_Set problem_:
Find the string "ylabel" in the listing and report every line that has it.

_Entries provided_:
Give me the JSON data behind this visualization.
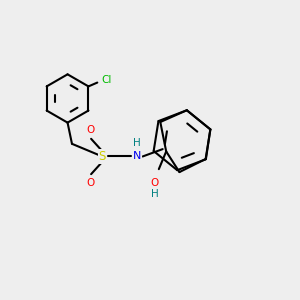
{
  "bg_color": "#eeeeee",
  "bond_color": "#000000",
  "atom_colors": {
    "Cl": "#00bb00",
    "S": "#cccc00",
    "O": "#ff0000",
    "N": "#0000ee",
    "H": "#008080",
    "C": "#000000"
  },
  "bond_width": 1.5,
  "font_size": 7.5
}
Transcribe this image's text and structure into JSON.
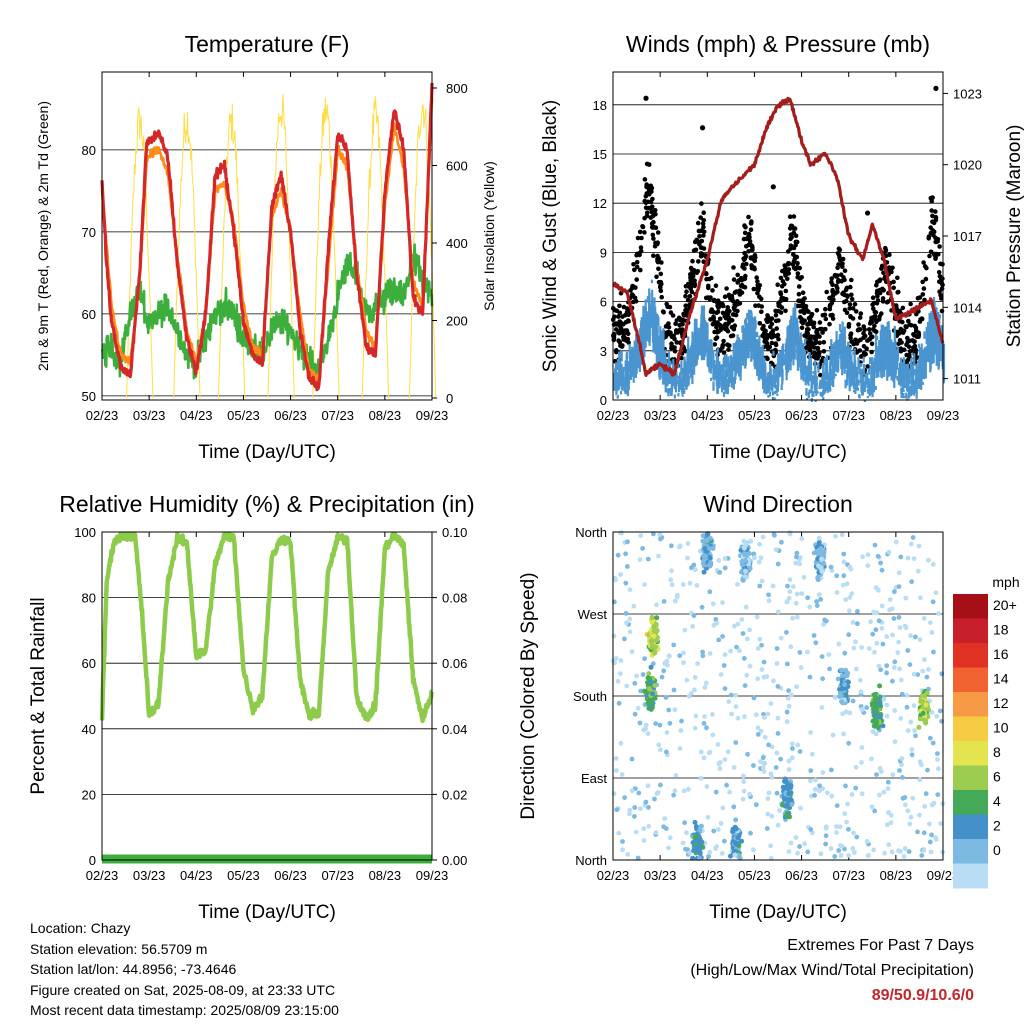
{
  "chart_data": [
    {
      "type": "line",
      "title": "Temperature (F)",
      "xlabel": "Time (Day/UTC)",
      "ylabel": "2m & 9m T (Red, Orange) & 2m Td (Green)",
      "y2label": "Solar Insolation (Yellow)",
      "x_ticks": [
        "02/23",
        "03/23",
        "04/23",
        "05/23",
        "06/23",
        "07/23",
        "08/23",
        "09/23"
      ],
      "y_ticks": [
        "50",
        "60",
        "70",
        "80"
      ],
      "y2_ticks": [
        "0",
        "200",
        "400",
        "600",
        "800"
      ],
      "ylim": [
        49.5,
        89.5
      ],
      "y2lim": [
        0,
        800
      ],
      "grid": true,
      "series": [
        {
          "color": "#d62728",
          "values_x_days": [
            0,
            0.1,
            0.2,
            0.4,
            0.6,
            0.8,
            0.95,
            1.2,
            1.4,
            1.6,
            1.8,
            2,
            2.2,
            2.4,
            2.6,
            2.8,
            3,
            3.2,
            3.4,
            3.6,
            3.8,
            4,
            4.2,
            4.4,
            4.6,
            4.8,
            5,
            5.2,
            5.4,
            5.6,
            5.8,
            6,
            6.2,
            6.4,
            6.6,
            6.8,
            7
          ],
          "values": [
            76,
            66,
            59,
            53.5,
            52.5,
            65,
            81,
            82,
            79,
            66,
            57,
            53,
            60,
            77,
            78,
            70,
            59,
            55,
            54,
            73,
            77,
            70,
            58,
            52,
            51,
            68,
            82,
            80,
            65,
            56,
            55,
            75,
            85,
            80,
            62,
            60,
            88
          ]
        },
        {
          "color": "#ff8c1a",
          "values_x_days": [
            0,
            0.2,
            0.4,
            0.6,
            0.8,
            0.95,
            1.2,
            1.4,
            1.6,
            1.8,
            2,
            2.2,
            2.4,
            2.6,
            2.8,
            3,
            3.2,
            3.4,
            3.6,
            3.8,
            4,
            4.2,
            4.4,
            4.6,
            4.8,
            5,
            5.2,
            5.4,
            5.6,
            5.8,
            6,
            6.2,
            6.4,
            6.6,
            6.8,
            7
          ],
          "values": [
            75,
            61,
            55,
            54,
            64,
            79,
            80,
            77,
            67,
            58,
            54,
            60,
            75,
            76,
            71,
            61,
            56,
            55,
            72,
            75,
            70,
            60,
            53,
            52,
            66,
            80,
            78,
            66,
            58,
            56,
            73,
            83,
            78,
            64,
            61,
            86
          ]
        },
        {
          "color": "#3cae3c",
          "values_x_days": [
            0,
            0.2,
            0.4,
            0.6,
            0.8,
            1,
            1.2,
            1.4,
            1.6,
            1.8,
            2,
            2.2,
            2.4,
            2.6,
            2.8,
            3,
            3.2,
            3.4,
            3.6,
            3.8,
            4,
            4.2,
            4.4,
            4.6,
            4.8,
            5,
            5.2,
            5.4,
            5.6,
            5.8,
            6,
            6.2,
            6.4,
            6.6,
            6.8,
            7
          ],
          "values": [
            55,
            56,
            54,
            60,
            63,
            58,
            60,
            61,
            58,
            55,
            54,
            57,
            60,
            61,
            60,
            57,
            56,
            55,
            58,
            59,
            58,
            56,
            54,
            53,
            57,
            62,
            66,
            65,
            60,
            61,
            62,
            63,
            62,
            67,
            64,
            62
          ]
        },
        {
          "color": "#ffdd44",
          "axis": "right",
          "peak_days": [
            0.8,
            1.8,
            2.75,
            3.8,
            4.75,
            5.8,
            6.8
          ],
          "peak_values": [
            770,
            780,
            770,
            810,
            800,
            780,
            820
          ]
        }
      ]
    },
    {
      "type": "scatter",
      "title": "Winds (mph) & Pressure (mb)",
      "xlabel": "Time (Day/UTC)",
      "ylabel": "Sonic Wind & Gust (Blue, Black)",
      "y2label": "Station Pressure (Maroon)",
      "x_ticks": [
        "02/23",
        "03/23",
        "04/23",
        "05/23",
        "06/23",
        "07/23",
        "08/23",
        "09/23"
      ],
      "y_ticks": [
        "0",
        "3",
        "6",
        "9",
        "12",
        "15",
        "18"
      ],
      "y2_ticks": [
        "1011",
        "1014",
        "1017",
        "1020",
        "1023"
      ],
      "ylim": [
        0,
        18.2
      ],
      "y2lim": [
        1010.1,
        1023.9
      ],
      "grid": true,
      "gust_peaks": [
        {
          "day": 0.7,
          "value": 18.4
        },
        {
          "day": 1.9,
          "value": 16.6
        },
        {
          "day": 3.4,
          "value": 13.0
        },
        {
          "day": 5.4,
          "value": 11.4
        },
        {
          "day": 6.85,
          "value": 19.0
        }
      ],
      "pressure_series": {
        "color": "#a31d1d",
        "x_days": [
          0,
          0.3,
          0.5,
          0.7,
          1,
          1.3,
          1.6,
          2,
          2.3,
          2.5,
          2.75,
          3,
          3.25,
          3.5,
          3.75,
          4,
          4.2,
          4.5,
          4.75,
          5,
          5.3,
          5.5,
          5.75,
          6,
          6.3,
          6.5,
          6.75,
          7
        ],
        "values": [
          1015,
          1014.6,
          1013,
          1011.2,
          1011.6,
          1011.2,
          1013.5,
          1016,
          1018.5,
          1019,
          1019.5,
          1020,
          1021.5,
          1022.5,
          1022.8,
          1021,
          1020,
          1020.5,
          1019.5,
          1017,
          1016,
          1017.5,
          1016,
          1013.5,
          1013.8,
          1014,
          1014.3,
          1012.5
        ]
      }
    },
    {
      "type": "line",
      "title": "Relative Humidity (%) & Precipitation (in)",
      "xlabel": "Time (Day/UTC)",
      "ylabel": "Percent & Total Rainfall",
      "x_ticks": [
        "02/23",
        "03/23",
        "04/23",
        "05/23",
        "06/23",
        "07/23",
        "08/23",
        "09/23"
      ],
      "y_ticks": [
        "0",
        "20",
        "40",
        "60",
        "80",
        "100"
      ],
      "y2_ticks": [
        "0.00",
        "0.02",
        "0.04",
        "0.06",
        "0.08",
        "0.10"
      ],
      "ylim": [
        0,
        100
      ],
      "y2lim": [
        0,
        0.1
      ],
      "grid": true,
      "series": [
        {
          "color": "#8ccc4a",
          "x_days": [
            0,
            0.1,
            0.25,
            0.45,
            0.7,
            0.85,
            1,
            1.2,
            1.4,
            1.6,
            1.8,
            2,
            2.2,
            2.4,
            2.6,
            2.8,
            3,
            3.2,
            3.4,
            3.6,
            3.8,
            4,
            4.2,
            4.4,
            4.6,
            4.8,
            5,
            5.2,
            5.4,
            5.6,
            5.8,
            6,
            6.2,
            6.4,
            6.6,
            6.8,
            7
          ],
          "values": [
            43,
            85,
            97,
            99,
            99,
            75,
            44,
            48,
            85,
            98,
            97,
            62,
            64,
            90,
            99,
            98,
            58,
            46,
            50,
            92,
            98,
            97,
            55,
            44,
            45,
            88,
            98,
            98,
            50,
            43,
            47,
            95,
            99,
            96,
            55,
            43,
            51
          ]
        },
        {
          "color": "#3cae3c",
          "x_days": [
            0,
            7
          ],
          "values": [
            0,
            0
          ]
        }
      ]
    },
    {
      "type": "scatter",
      "title": "Wind Direction",
      "xlabel": "Time (Day/UTC)",
      "ylabel": "Direction (Colored By Speed)",
      "x_ticks": [
        "02/23",
        "03/23",
        "04/23",
        "05/23",
        "06/23",
        "07/23",
        "08/23",
        "09/23"
      ],
      "y_ticks": [
        "North",
        "East",
        "South",
        "West",
        "North"
      ],
      "ylim": [
        0,
        360
      ],
      "grid": true,
      "legend": {
        "title": "mph",
        "labels": [
          "20+",
          "18",
          "16",
          "14",
          "12",
          "10",
          "8",
          "6",
          "4",
          "2",
          "0"
        ],
        "colors": [
          "#a50f15",
          "#c8202a",
          "#e03125",
          "#f06230",
          "#f79a45",
          "#f5cc44",
          "#e4e450",
          "#9ccc50",
          "#44aa5a",
          "#4490c8",
          "#7cbae4",
          "#b8ddf4"
        ]
      },
      "clusters": [
        {
          "day": 0.8,
          "dir": 185,
          "speed": 6
        },
        {
          "day": 0.85,
          "dir": 245,
          "speed": 9
        },
        {
          "day": 1.8,
          "dir": 20,
          "speed": 4
        },
        {
          "day": 2.0,
          "dir": 340,
          "speed": 3
        },
        {
          "day": 2.6,
          "dir": 20,
          "speed": 3
        },
        {
          "day": 2.8,
          "dir": 330,
          "speed": 2
        },
        {
          "day": 3.7,
          "dir": 70,
          "speed": 4
        },
        {
          "day": 4.4,
          "dir": 330,
          "speed": 2
        },
        {
          "day": 4.9,
          "dir": 190,
          "speed": 3
        },
        {
          "day": 5.6,
          "dir": 165,
          "speed": 6
        },
        {
          "day": 6.6,
          "dir": 165,
          "speed": 8
        }
      ]
    }
  ],
  "info": {
    "location": "Location: Chazy",
    "elevation": "Station elevation: 56.5709 m",
    "latlon": "Station lat/lon: 44.8956; -73.4646",
    "created": "Figure created on Sat, 2025-08-09, at 23:33 UTC",
    "recent": "Most recent data timestamp: 2025/08/09 23:15:00"
  },
  "extremes": {
    "line1": "Extremes For Past 7 Days",
    "line2": "(High/Low/Max Wind/Total Precipitation)",
    "values": "89/50.9/10.6/0",
    "values_color": "#c4262c"
  }
}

_The output_:
      "ylabel": "2m & 9m T (Red, Orange) & 2m Td (Green)",
      "ylabel": "Sonic Wind & Gust (Blue, Black)",
      "ylabel": "Percent & Total Rainfall",
      "ylabel": "Direction (Colored By Speed)",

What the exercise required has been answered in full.